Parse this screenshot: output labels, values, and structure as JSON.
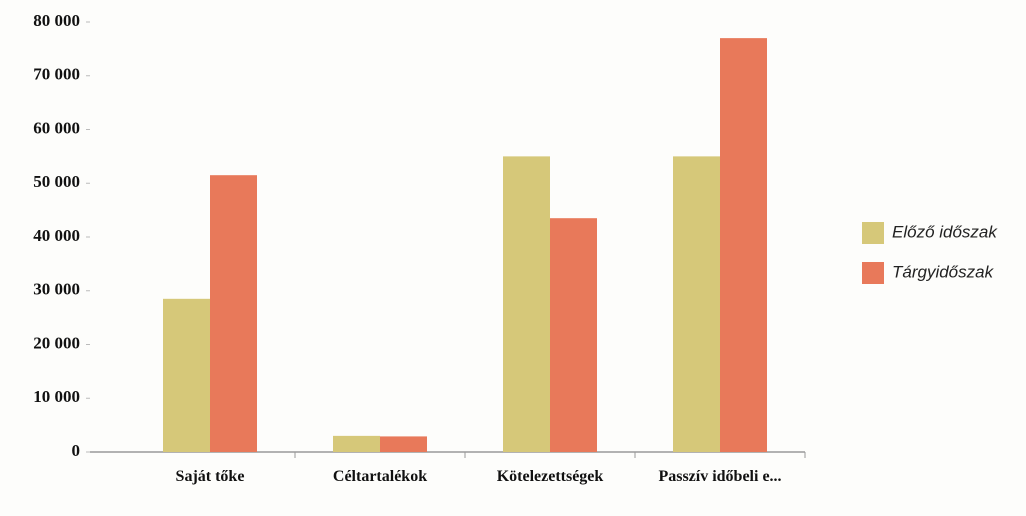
{
  "chart_data": {
    "type": "bar",
    "categories": [
      "Saját tőke",
      "Céltartalékok",
      "Kötelezettségek",
      "Passzív időbeli e..."
    ],
    "series": [
      {
        "name": "Előző időszak",
        "color": "#d6c879",
        "values": [
          28500,
          3000,
          55000,
          55000
        ]
      },
      {
        "name": "Tárgyidőszak",
        "color": "#e8795a",
        "values": [
          51500,
          2900,
          43500,
          77000
        ]
      }
    ],
    "ylim": [
      0,
      80000
    ],
    "yticks": [
      {
        "value": 0,
        "label": "0"
      },
      {
        "value": 10000,
        "label": "10 000"
      },
      {
        "value": 20000,
        "label": "20 000"
      },
      {
        "value": 30000,
        "label": "30 000"
      },
      {
        "value": 40000,
        "label": "40 000"
      },
      {
        "value": 50000,
        "label": "50 000"
      },
      {
        "value": 60000,
        "label": "60 000"
      },
      {
        "value": 70000,
        "label": "70 000"
      },
      {
        "value": 80000,
        "label": "80 000"
      }
    ],
    "grid": false,
    "legend": "right"
  }
}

▶ WRITTEN EXERCISE
Report how many lines of the entries hold the word "name". Nothing else is needed.

▶ IN RESPONSE
2